▸ Material provided
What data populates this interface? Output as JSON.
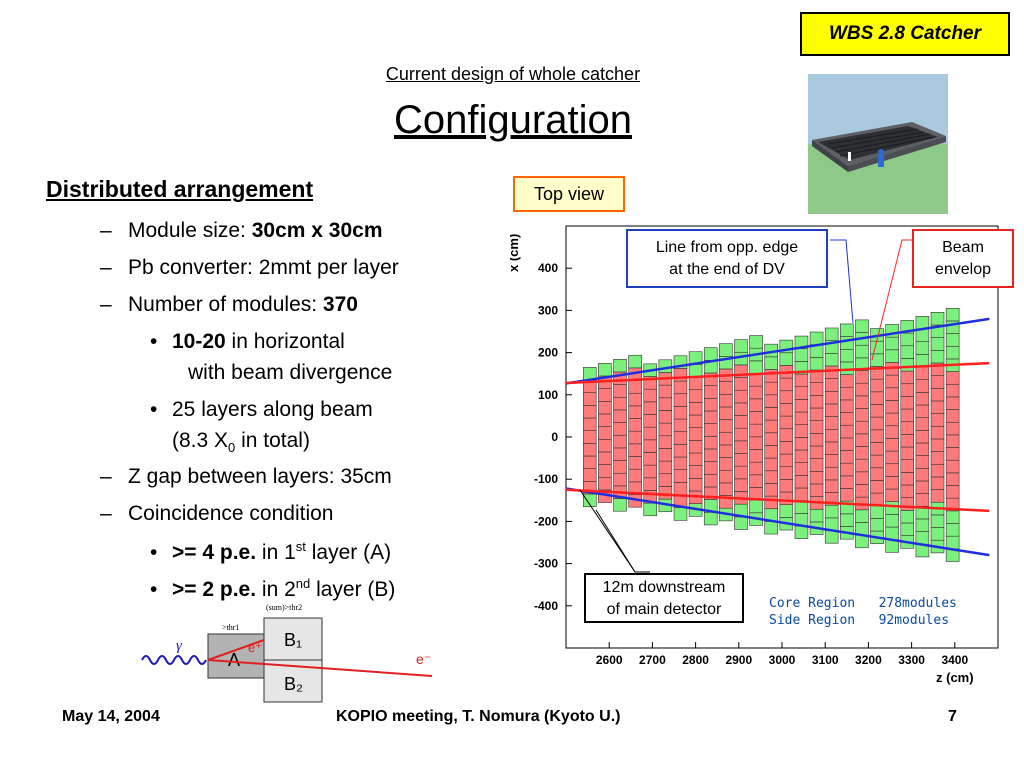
{
  "header": {
    "wbs_label": "WBS 2.8 Catcher",
    "subtitle": "Current design of whole catcher",
    "title": "Configuration"
  },
  "content": {
    "heading": "Distributed arrangement",
    "module_size_label": "Module size: ",
    "module_size_value": "30cm x 30cm",
    "pb_converter": "Pb converter: 2mmt per layer",
    "num_modules_label": "Number of modules: ",
    "num_modules_value": "370",
    "horiz_value": "10-20",
    "horiz_text": " in horizontal",
    "horiz_text2": "with beam divergence",
    "layers_text": "25 layers along beam",
    "layers_text2_pre": "(8.3 X",
    "layers_sub": "0",
    "layers_text2_post": " in total)",
    "zgap": "Z gap between layers: 35cm",
    "coincidence": "Coincidence condition",
    "cond_a_bold": ">= 4 p.e.",
    "cond_a_pre": " in 1",
    "cond_a_sup": "st",
    "cond_a_post": " layer (A)",
    "cond_b_bold": ">= 2 p.e.",
    "cond_b_pre": " in 2",
    "cond_b_sup": "nd",
    "cond_b_post": " layer (B)"
  },
  "diagram": {
    "sum_label": "(sum)>thr2",
    "thr1_label": ">thr1",
    "gamma": "γ",
    "layer_a": "A",
    "positron": "e⁺",
    "b1": "B₁",
    "b2": "B₂",
    "electron": "e⁻"
  },
  "plot": {
    "top_view": "Top view",
    "callout_line": [
      "Line from opp. edge",
      "at the end of DV"
    ],
    "callout_beam": [
      "Beam",
      "envelop"
    ],
    "callout_downstream": [
      "12m downstream",
      "of main detector"
    ],
    "legend": [
      {
        "region": "Core Region",
        "count": "278modules"
      },
      {
        "region": "Side Region",
        "count": "92modules"
      }
    ]
  },
  "chart_data": {
    "type": "scatter",
    "title": "",
    "xlabel": "z (cm)",
    "ylabel": "x (cm)",
    "xlim": [
      2500,
      3500
    ],
    "ylim": [
      -500,
      500
    ],
    "xticks": [
      2600,
      2700,
      2800,
      2900,
      3000,
      3100,
      3200,
      3300,
      3400
    ],
    "yticks": [
      400,
      300,
      200,
      100,
      0,
      -100,
      -200,
      -300,
      -400
    ],
    "layers": {
      "count": 25,
      "z_start": 2540,
      "z_step": 35,
      "module_size": 30,
      "core_half_start": 150,
      "core_half_end": 165,
      "side_half_start": 165,
      "side_half_end": 295,
      "colors": {
        "core": "#ff7b7b",
        "side": "#7cf07c"
      }
    },
    "lines": [
      {
        "name": "Line from opp. edge",
        "color": "#1f2fe0",
        "points": [
          [
            2500,
            127
          ],
          [
            3480,
            280
          ]
        ]
      },
      {
        "name": "Line from opp. edge",
        "color": "#1f2fe0",
        "points": [
          [
            2500,
            -122
          ],
          [
            3480,
            -280
          ]
        ]
      },
      {
        "name": "Beam envelop",
        "color": "#ff2020",
        "points": [
          [
            2500,
            128
          ],
          [
            3480,
            175
          ]
        ]
      },
      {
        "name": "Beam envelop",
        "color": "#ff2020",
        "points": [
          [
            2500,
            -125
          ],
          [
            3480,
            -175
          ]
        ]
      }
    ]
  },
  "footer": {
    "date": "May 14, 2004",
    "meeting": "KOPIO meeting, T. Nomura (Kyoto U.)",
    "page": "7"
  }
}
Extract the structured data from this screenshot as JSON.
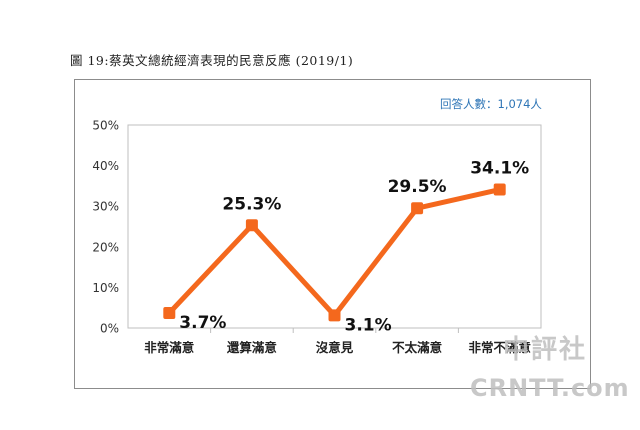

▸ Exercise
Exactly as written, return every line of the listing, but not the pictures.

▸ Response for this exercise
What data populates this interface? Output as JSON.
{
  "header": {
    "wbs_label": "WBS 2.8 Catcher",
    "subtitle": "Current design of whole catcher",
    "title": "Configuration"
  },
  "content": {
    "heading": "Distributed arrangement",
    "module_size_label": "Module size: ",
    "module_size_value": "30cm x 30cm",
    "pb_converter": "Pb converter: 2mmt per layer",
    "num_modules_label": "Number of modules: ",
    "num_modules_value": "370",
    "horiz_value": "10-20",
    "horiz_text": " in horizontal",
    "horiz_text2": "with beam divergence",
    "layers_text": "25 layers along beam",
    "layers_text2_pre": "(8.3 X",
    "layers_sub": "0",
    "layers_text2_post": " in total)",
    "zgap": "Z gap between layers: 35cm",
    "coincidence": "Coincidence condition",
    "cond_a_bold": ">= 4 p.e.",
    "cond_a_pre": " in 1",
    "cond_a_sup": "st",
    "cond_a_post": " layer (A)",
    "cond_b_bold": ">= 2 p.e.",
    "cond_b_pre": " in 2",
    "cond_b_sup": "nd",
    "cond_b_post": " layer (B)"
  },
  "diagram": {
    "sum_label": "(sum)>thr2",
    "thr1_label": ">thr1",
    "gamma": "γ",
    "layer_a": "A",
    "positron": "e⁺",
    "b1": "B₁",
    "b2": "B₂",
    "electron": "e⁻"
  },
  "plot": {
    "top_view": "Top view",
    "callout_line": [
      "Line from opp. edge",
      "at the end of DV"
    ],
    "callout_beam": [
      "Beam",
      "envelop"
    ],
    "callout_downstream": [
      "12m downstream",
      "of main detector"
    ],
    "legend": [
      {
        "region": "Core Region",
        "count": "278modules"
      },
      {
        "region": "Side Region",
        "count": "92modules"
      }
    ]
  },
  "chart_data": {
    "type": "scatter",
    "title": "",
    "xlabel": "z (cm)",
    "ylabel": "x (cm)",
    "xlim": [
      2500,
      3500
    ],
    "ylim": [
      -500,
      500
    ],
    "xticks": [
      2600,
      2700,
      2800,
      2900,
      3000,
      3100,
      3200,
      3300,
      3400
    ],
    "yticks": [
      400,
      300,
      200,
      100,
      0,
      -100,
      -200,
      -300,
      -400
    ],
    "layers": {
      "count": 25,
      "z_start": 2540,
      "z_step": 35,
      "module_size": 30,
      "core_half_start": 150,
      "core_half_end": 165,
      "side_half_start": 165,
      "side_half_end": 295,
      "colors": {
        "core": "#ff7b7b",
        "side": "#7cf07c"
      }
    },
    "lines": [
      {
        "name": "Line from opp. edge",
        "color": "#1f2fe0",
        "points": [
          [
            2500,
            127
          ],
          [
            3480,
            280
          ]
        ]
      },
      {
        "name": "Line from opp. edge",
        "color": "#1f2fe0",
        "points": [
          [
            2500,
            -122
          ],
          [
            3480,
            -280
          ]
        ]
      },
      {
        "name": "Beam envelop",
        "color": "#ff2020",
        "points": [
          [
            2500,
            128
          ],
          [
            3480,
            175
          ]
        ]
      },
      {
        "name": "Beam envelop",
        "color": "#ff2020",
        "points": [
          [
            2500,
            -125
          ],
          [
            3480,
            -175
          ]
        ]
      }
    ]
  },
  "footer": {
    "date": "May 14, 2004",
    "meeting": "KOPIO meeting, T. Nomura (Kyoto U.)",
    "page": "7"
  }
}
Extract the structured data from this screenshot as JSON.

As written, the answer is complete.